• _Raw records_
+++

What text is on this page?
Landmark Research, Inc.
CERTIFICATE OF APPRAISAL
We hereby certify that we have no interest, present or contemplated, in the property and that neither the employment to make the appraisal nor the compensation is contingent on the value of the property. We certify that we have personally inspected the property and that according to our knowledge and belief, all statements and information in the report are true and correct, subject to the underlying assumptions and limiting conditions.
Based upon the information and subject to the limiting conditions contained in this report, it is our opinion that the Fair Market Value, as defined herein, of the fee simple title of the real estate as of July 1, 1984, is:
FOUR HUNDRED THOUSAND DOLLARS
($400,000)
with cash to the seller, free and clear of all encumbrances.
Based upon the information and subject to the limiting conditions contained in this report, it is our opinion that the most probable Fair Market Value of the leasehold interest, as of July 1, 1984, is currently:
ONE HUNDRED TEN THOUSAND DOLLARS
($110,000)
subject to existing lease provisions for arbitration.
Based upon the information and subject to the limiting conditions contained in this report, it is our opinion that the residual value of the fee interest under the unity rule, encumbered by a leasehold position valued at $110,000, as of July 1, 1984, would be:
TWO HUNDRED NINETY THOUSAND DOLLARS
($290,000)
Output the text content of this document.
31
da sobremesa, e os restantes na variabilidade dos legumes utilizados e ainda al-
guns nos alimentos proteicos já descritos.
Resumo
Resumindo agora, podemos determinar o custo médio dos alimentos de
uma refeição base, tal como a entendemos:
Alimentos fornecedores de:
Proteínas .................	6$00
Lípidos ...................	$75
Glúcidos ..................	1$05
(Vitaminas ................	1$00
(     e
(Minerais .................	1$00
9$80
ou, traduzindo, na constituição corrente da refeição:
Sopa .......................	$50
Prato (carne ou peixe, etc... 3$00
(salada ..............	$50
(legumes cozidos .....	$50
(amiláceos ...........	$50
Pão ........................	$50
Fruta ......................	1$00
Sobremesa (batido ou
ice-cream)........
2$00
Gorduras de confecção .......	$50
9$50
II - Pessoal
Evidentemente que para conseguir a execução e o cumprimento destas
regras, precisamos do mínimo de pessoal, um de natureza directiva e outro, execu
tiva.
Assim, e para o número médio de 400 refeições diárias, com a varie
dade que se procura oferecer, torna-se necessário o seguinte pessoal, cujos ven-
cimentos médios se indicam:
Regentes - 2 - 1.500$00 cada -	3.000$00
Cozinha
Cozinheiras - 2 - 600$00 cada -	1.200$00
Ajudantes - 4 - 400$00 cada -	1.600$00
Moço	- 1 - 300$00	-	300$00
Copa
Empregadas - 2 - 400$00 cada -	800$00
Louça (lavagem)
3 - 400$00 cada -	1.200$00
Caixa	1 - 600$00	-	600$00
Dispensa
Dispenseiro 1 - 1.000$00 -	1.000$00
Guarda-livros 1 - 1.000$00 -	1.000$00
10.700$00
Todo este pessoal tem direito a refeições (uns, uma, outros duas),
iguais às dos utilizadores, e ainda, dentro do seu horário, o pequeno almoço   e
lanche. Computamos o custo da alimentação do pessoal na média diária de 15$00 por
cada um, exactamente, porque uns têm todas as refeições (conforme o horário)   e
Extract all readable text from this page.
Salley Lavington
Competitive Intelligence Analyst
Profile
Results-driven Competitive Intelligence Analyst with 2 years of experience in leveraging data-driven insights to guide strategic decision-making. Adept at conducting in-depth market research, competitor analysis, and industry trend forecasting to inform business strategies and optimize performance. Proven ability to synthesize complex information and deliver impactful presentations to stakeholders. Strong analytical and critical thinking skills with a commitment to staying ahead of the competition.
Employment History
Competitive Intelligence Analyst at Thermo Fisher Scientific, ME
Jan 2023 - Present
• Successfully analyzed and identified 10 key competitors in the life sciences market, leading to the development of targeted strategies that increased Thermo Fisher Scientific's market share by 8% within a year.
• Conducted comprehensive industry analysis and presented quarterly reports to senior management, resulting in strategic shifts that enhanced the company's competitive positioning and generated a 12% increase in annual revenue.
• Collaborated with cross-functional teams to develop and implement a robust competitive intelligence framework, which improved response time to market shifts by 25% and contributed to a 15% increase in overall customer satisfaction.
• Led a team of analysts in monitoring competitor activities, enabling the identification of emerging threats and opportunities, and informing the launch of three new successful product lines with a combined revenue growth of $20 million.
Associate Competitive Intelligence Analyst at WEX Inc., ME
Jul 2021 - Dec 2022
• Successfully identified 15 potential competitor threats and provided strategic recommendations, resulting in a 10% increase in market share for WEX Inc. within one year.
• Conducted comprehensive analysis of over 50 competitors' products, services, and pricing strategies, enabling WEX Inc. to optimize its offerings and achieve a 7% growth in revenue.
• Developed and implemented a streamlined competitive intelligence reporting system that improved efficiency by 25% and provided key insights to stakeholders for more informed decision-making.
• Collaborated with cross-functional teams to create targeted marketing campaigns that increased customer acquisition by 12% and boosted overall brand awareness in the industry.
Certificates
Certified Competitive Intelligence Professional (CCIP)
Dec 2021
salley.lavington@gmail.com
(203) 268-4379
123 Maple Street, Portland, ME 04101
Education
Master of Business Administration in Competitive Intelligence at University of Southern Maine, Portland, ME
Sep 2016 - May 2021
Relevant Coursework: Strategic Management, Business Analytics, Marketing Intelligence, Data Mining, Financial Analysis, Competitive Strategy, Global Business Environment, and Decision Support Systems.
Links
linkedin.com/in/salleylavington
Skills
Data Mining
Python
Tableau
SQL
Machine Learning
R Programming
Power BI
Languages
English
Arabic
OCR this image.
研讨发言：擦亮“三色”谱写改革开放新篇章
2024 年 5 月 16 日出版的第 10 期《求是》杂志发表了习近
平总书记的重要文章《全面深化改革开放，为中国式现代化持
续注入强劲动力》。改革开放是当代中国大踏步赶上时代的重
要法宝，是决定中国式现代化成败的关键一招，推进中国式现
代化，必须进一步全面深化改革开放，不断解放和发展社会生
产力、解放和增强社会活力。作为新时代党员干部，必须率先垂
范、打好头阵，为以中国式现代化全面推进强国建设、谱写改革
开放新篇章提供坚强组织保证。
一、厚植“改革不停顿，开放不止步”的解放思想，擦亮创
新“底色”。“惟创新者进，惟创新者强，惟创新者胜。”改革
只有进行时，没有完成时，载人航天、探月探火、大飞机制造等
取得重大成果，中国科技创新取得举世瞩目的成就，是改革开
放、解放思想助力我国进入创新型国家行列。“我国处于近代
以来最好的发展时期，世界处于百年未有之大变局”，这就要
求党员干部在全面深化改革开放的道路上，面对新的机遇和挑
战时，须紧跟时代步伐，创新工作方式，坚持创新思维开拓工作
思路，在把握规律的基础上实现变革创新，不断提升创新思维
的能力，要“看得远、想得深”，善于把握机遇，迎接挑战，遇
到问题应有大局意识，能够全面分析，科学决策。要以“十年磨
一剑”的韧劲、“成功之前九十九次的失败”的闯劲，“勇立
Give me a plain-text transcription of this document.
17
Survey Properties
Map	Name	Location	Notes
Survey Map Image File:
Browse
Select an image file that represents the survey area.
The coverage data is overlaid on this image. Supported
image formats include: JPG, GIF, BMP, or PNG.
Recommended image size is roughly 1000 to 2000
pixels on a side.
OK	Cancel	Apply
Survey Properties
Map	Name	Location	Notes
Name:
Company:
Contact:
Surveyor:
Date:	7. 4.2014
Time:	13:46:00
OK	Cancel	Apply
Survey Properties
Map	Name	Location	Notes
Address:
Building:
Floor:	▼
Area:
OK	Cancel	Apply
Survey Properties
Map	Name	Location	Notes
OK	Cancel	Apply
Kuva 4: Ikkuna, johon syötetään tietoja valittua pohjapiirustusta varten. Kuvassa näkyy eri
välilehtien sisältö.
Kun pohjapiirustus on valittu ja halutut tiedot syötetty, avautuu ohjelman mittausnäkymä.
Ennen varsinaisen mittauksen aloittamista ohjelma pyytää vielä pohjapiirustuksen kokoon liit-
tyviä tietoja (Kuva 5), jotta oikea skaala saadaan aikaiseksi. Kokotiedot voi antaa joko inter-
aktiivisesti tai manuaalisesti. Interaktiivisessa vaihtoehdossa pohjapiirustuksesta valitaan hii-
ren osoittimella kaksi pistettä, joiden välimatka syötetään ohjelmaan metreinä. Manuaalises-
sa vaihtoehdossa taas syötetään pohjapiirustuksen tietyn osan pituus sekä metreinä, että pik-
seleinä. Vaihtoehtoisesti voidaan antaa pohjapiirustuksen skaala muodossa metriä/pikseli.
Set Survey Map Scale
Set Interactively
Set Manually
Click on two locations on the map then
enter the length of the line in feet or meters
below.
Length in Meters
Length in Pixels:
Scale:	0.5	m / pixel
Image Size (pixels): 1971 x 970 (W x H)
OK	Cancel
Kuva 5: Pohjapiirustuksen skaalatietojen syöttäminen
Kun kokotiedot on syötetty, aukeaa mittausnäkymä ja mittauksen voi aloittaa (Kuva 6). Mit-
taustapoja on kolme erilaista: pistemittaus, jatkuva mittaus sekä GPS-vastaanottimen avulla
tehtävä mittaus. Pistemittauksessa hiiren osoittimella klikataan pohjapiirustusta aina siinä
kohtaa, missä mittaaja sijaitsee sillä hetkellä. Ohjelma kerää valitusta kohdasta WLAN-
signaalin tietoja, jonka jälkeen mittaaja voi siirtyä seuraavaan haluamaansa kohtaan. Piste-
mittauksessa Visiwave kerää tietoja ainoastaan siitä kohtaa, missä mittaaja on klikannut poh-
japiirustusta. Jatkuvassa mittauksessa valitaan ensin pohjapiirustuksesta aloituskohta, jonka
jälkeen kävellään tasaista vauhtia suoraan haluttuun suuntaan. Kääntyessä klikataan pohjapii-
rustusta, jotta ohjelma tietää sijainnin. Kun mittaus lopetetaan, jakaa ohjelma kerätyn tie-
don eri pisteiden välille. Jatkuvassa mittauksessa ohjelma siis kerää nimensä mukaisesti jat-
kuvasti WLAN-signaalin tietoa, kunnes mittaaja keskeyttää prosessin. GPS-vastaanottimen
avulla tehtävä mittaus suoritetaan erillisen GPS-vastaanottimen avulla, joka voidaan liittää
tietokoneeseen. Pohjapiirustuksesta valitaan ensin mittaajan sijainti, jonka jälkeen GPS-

+++

• _WHAT TO PRODUCE_
Go through the listing above and list every line that has the word "increased".

• _OUTPUT OF THE TASK_
• Successfully analyzed and identified 10 key competitors in the life sciences market, leading to the development of targeted strategies that increased Thermo Fisher Scientific's market share by 8% within a year.
• Collaborated with cross-functional teams to create targeted marketing campaigns that increased customer acquisition by 12% and boosted overall brand awareness in the industry.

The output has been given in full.